(Dataset items)
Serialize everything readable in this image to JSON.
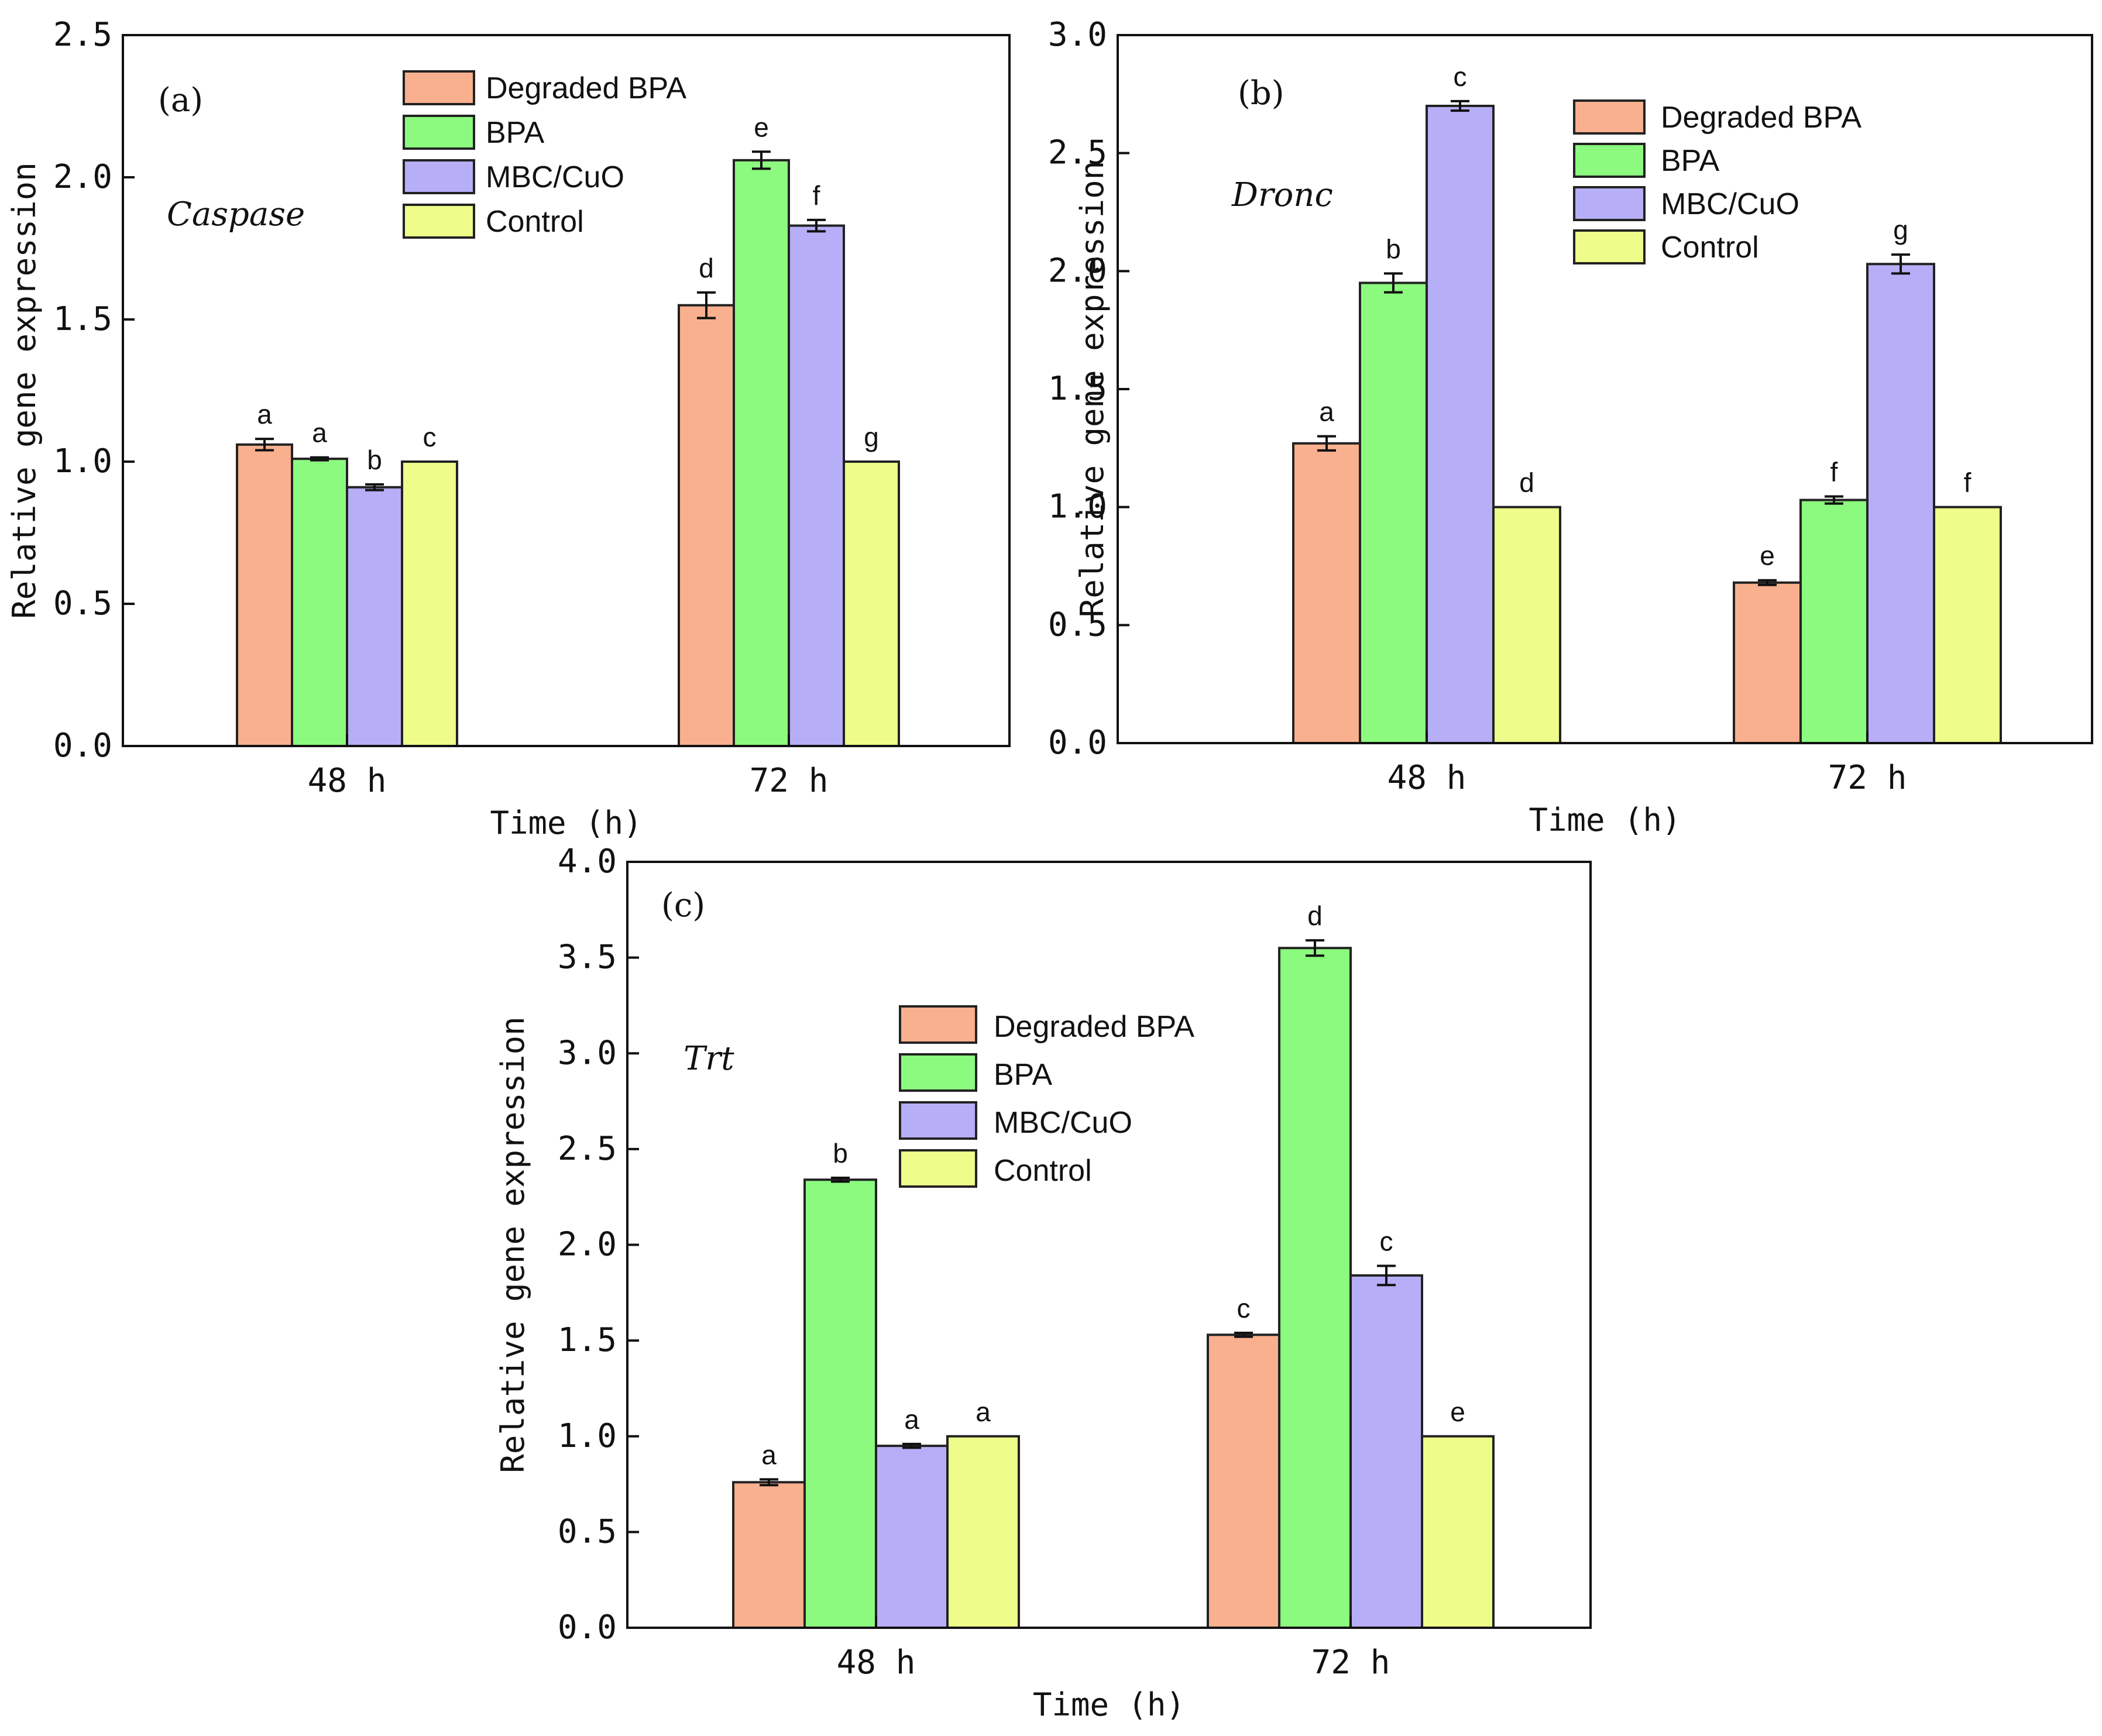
{
  "colors": {
    "Degraded BPA": "#f9b08e",
    "BPA": "#8cfa7e",
    "MBC/CuO": "#b6aef7",
    "Control": "#eefc8a"
  },
  "chart_data": [
    {
      "type": "bar",
      "panel": "(a)",
      "gene": "Caspase",
      "categories": [
        "48 h",
        "72 h"
      ],
      "xlabel": "Time (h)",
      "ylabel": "Relative gene expression",
      "ylim": [
        0,
        2.5
      ],
      "yticks": [
        "0.0",
        "0.5",
        "1.0",
        "1.5",
        "2.0",
        "2.5"
      ],
      "legend": "top-center",
      "series": [
        {
          "name": "Degraded BPA",
          "values": [
            1.06,
            1.55
          ],
          "errors": [
            0.02,
            0.045
          ],
          "letters": [
            "a",
            "d"
          ]
        },
        {
          "name": "BPA",
          "values": [
            1.01,
            2.06
          ],
          "errors": [
            0.005,
            0.03
          ],
          "letters": [
            "a",
            "e"
          ]
        },
        {
          "name": "MBC/CuO",
          "values": [
            0.91,
            1.83
          ],
          "errors": [
            0.01,
            0.02
          ],
          "letters": [
            "b",
            "f"
          ]
        },
        {
          "name": "Control",
          "values": [
            1.0,
            1.0
          ],
          "errors": [
            0,
            0
          ],
          "letters": [
            "c",
            "g"
          ]
        }
      ]
    },
    {
      "type": "bar",
      "panel": "(b)",
      "gene": "Dronc",
      "categories": [
        "48 h",
        "72 h"
      ],
      "xlabel": "Time (h)",
      "ylabel": "Relative gene expression",
      "ylim": [
        0,
        3.0
      ],
      "yticks": [
        "0.0",
        "0.5",
        "1.0",
        "1.5",
        "2.0",
        "2.5",
        "3.0"
      ],
      "legend": "top-right",
      "series": [
        {
          "name": "Degraded BPA",
          "values": [
            1.27,
            0.68
          ],
          "errors": [
            0.03,
            0.01
          ],
          "letters": [
            "a",
            "e"
          ]
        },
        {
          "name": "BPA",
          "values": [
            1.95,
            1.03
          ],
          "errors": [
            0.04,
            0.015
          ],
          "letters": [
            "b",
            "f"
          ]
        },
        {
          "name": "MBC/CuO",
          "values": [
            2.7,
            2.03
          ],
          "errors": [
            0.02,
            0.04
          ],
          "letters": [
            "c",
            "g"
          ]
        },
        {
          "name": "Control",
          "values": [
            1.0,
            1.0
          ],
          "errors": [
            0,
            0
          ],
          "letters": [
            "d",
            "f"
          ]
        }
      ]
    },
    {
      "type": "bar",
      "panel": "(c)",
      "gene": "Trt",
      "categories": [
        "48 h",
        "72 h"
      ],
      "xlabel": "Time (h)",
      "ylabel": "Relative gene expression",
      "ylim": [
        0,
        4.0
      ],
      "yticks": [
        "0.0",
        "0.5",
        "1.0",
        "1.5",
        "2.0",
        "2.5",
        "3.0",
        "3.5",
        "4.0"
      ],
      "legend": "top-left",
      "series": [
        {
          "name": "Degraded BPA",
          "values": [
            0.76,
            1.53
          ],
          "errors": [
            0.015,
            0.01
          ],
          "letters": [
            "a",
            "c"
          ]
        },
        {
          "name": "BPA",
          "values": [
            2.34,
            3.55
          ],
          "errors": [
            0.01,
            0.04
          ],
          "letters": [
            "b",
            "d"
          ]
        },
        {
          "name": "MBC/CuO",
          "values": [
            0.95,
            1.84
          ],
          "errors": [
            0.01,
            0.05
          ],
          "letters": [
            "a",
            "c"
          ]
        },
        {
          "name": "Control",
          "values": [
            1.0,
            1.0
          ],
          "errors": [
            0,
            0
          ],
          "letters": [
            "a",
            "e"
          ]
        }
      ]
    }
  ]
}
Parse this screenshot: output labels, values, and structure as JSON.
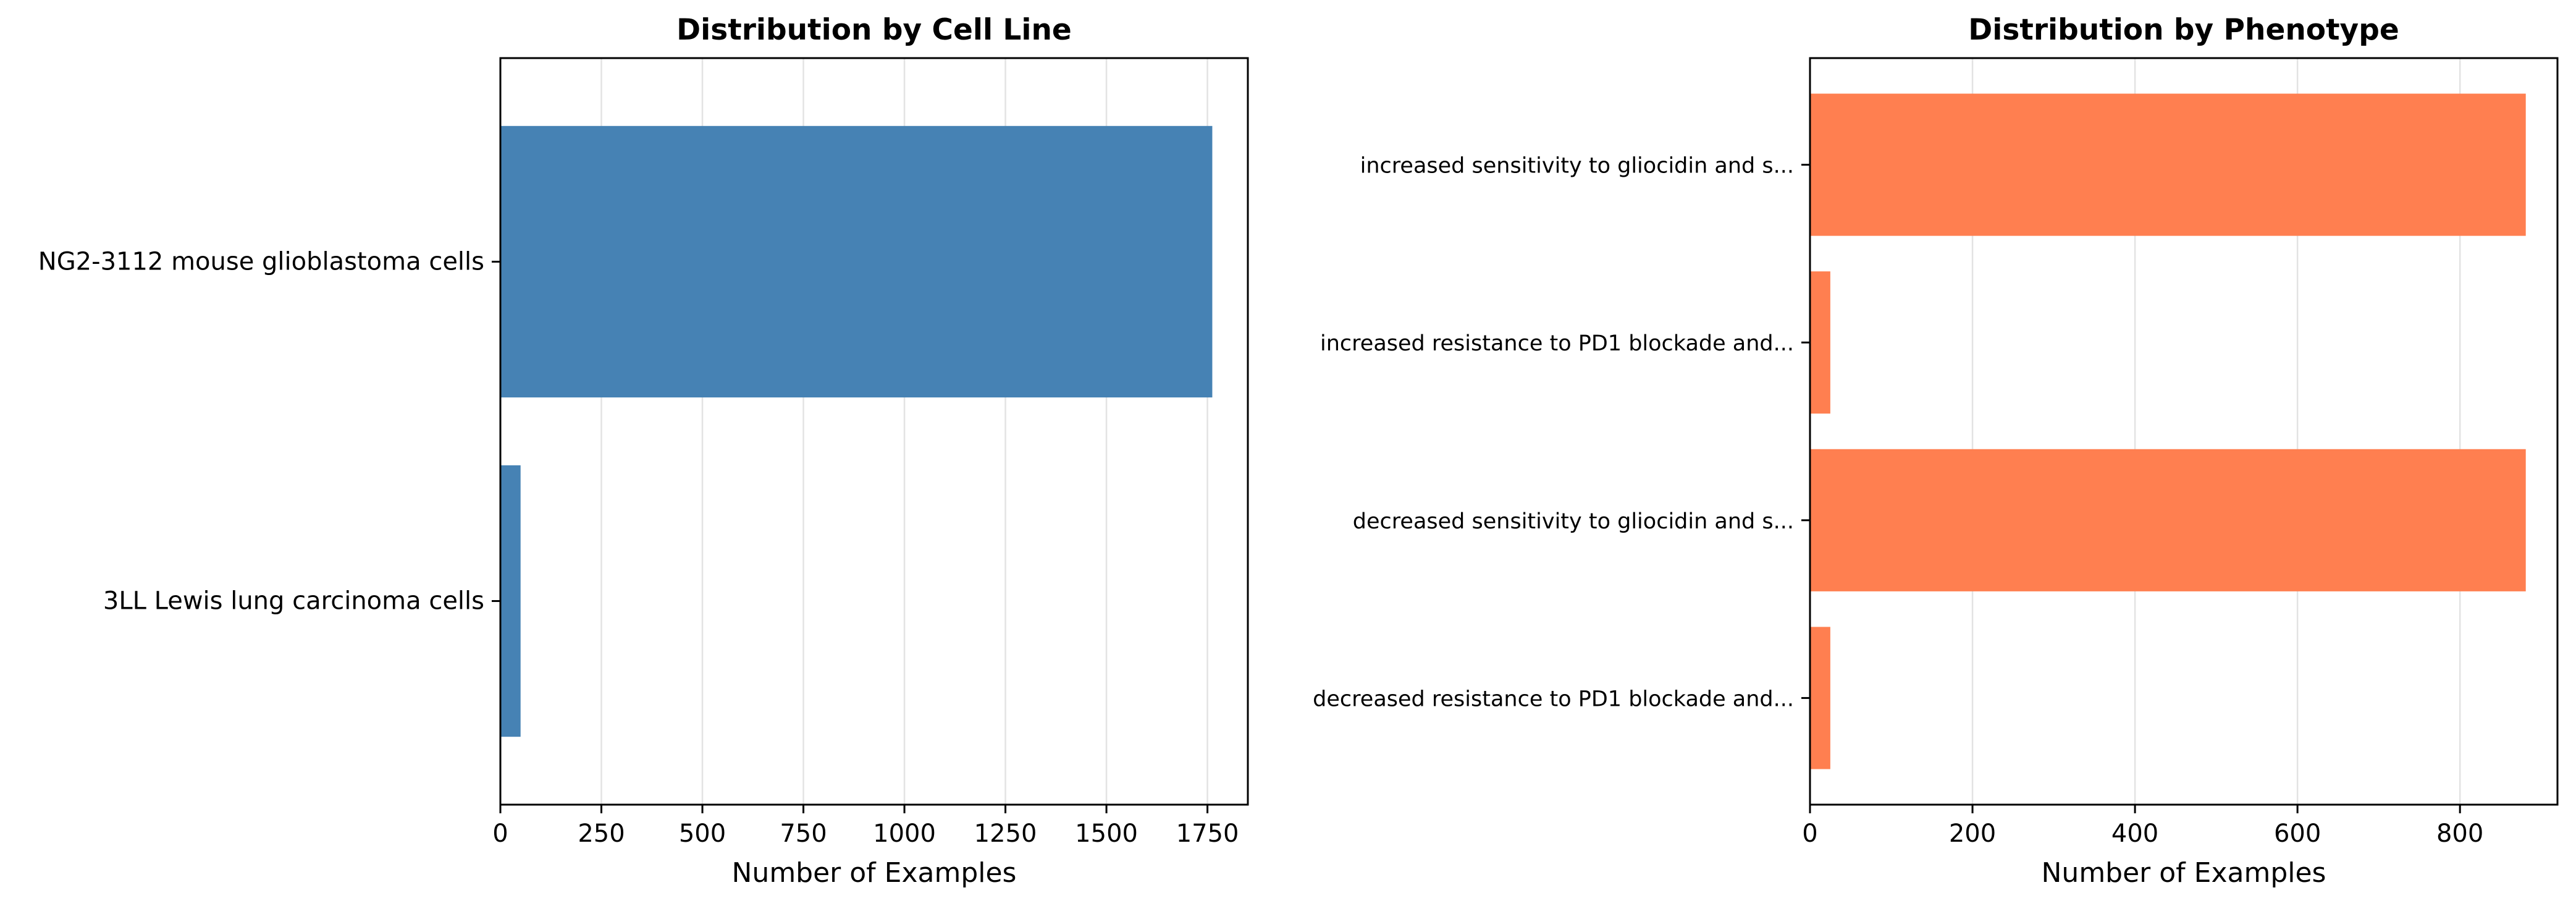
{
  "chart_data": [
    {
      "type": "bar",
      "orientation": "horizontal",
      "title": "Distribution by Cell Line",
      "xlabel": "Number of Examples",
      "ylabel": "",
      "categories": [
        "NG2-3112 mouse glioblastoma cells",
        "3LL Lewis lung carcinoma cells"
      ],
      "values": [
        1762,
        50
      ],
      "xlim": [
        0,
        1850
      ],
      "xticks": [
        0,
        250,
        500,
        750,
        1000,
        1250,
        1500,
        1750
      ],
      "xtick_labels": [
        "0",
        "250",
        "500",
        "750",
        "1000",
        "1250",
        "1500",
        "1750"
      ],
      "bar_color": "#4682b4",
      "grid": "x"
    },
    {
      "type": "bar",
      "orientation": "horizontal",
      "title": "Distribution by Phenotype",
      "xlabel": "Number of Examples",
      "ylabel": "",
      "categories": [
        "increased sensitivity to gliocidin and s...",
        "increased resistance to PD1 blockade and...",
        "decreased sensitivity to gliocidin and s...",
        "decreased resistance to PD1 blockade and..."
      ],
      "values": [
        881,
        25,
        881,
        25
      ],
      "xlim": [
        0,
        920
      ],
      "xticks": [
        0,
        200,
        400,
        600,
        800
      ],
      "xtick_labels": [
        "0",
        "200",
        "400",
        "600",
        "800"
      ],
      "bar_color": "#ff7f50",
      "grid": "x"
    }
  ]
}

| EXERCISE REQUIREMENTS |
The answer must be every line from the records above that contains "resistance".

| OUTPUT OF THE TASK |
        "increased resistance to PD1 blockade and...",
        "decreased resistance to PD1 blockade and..."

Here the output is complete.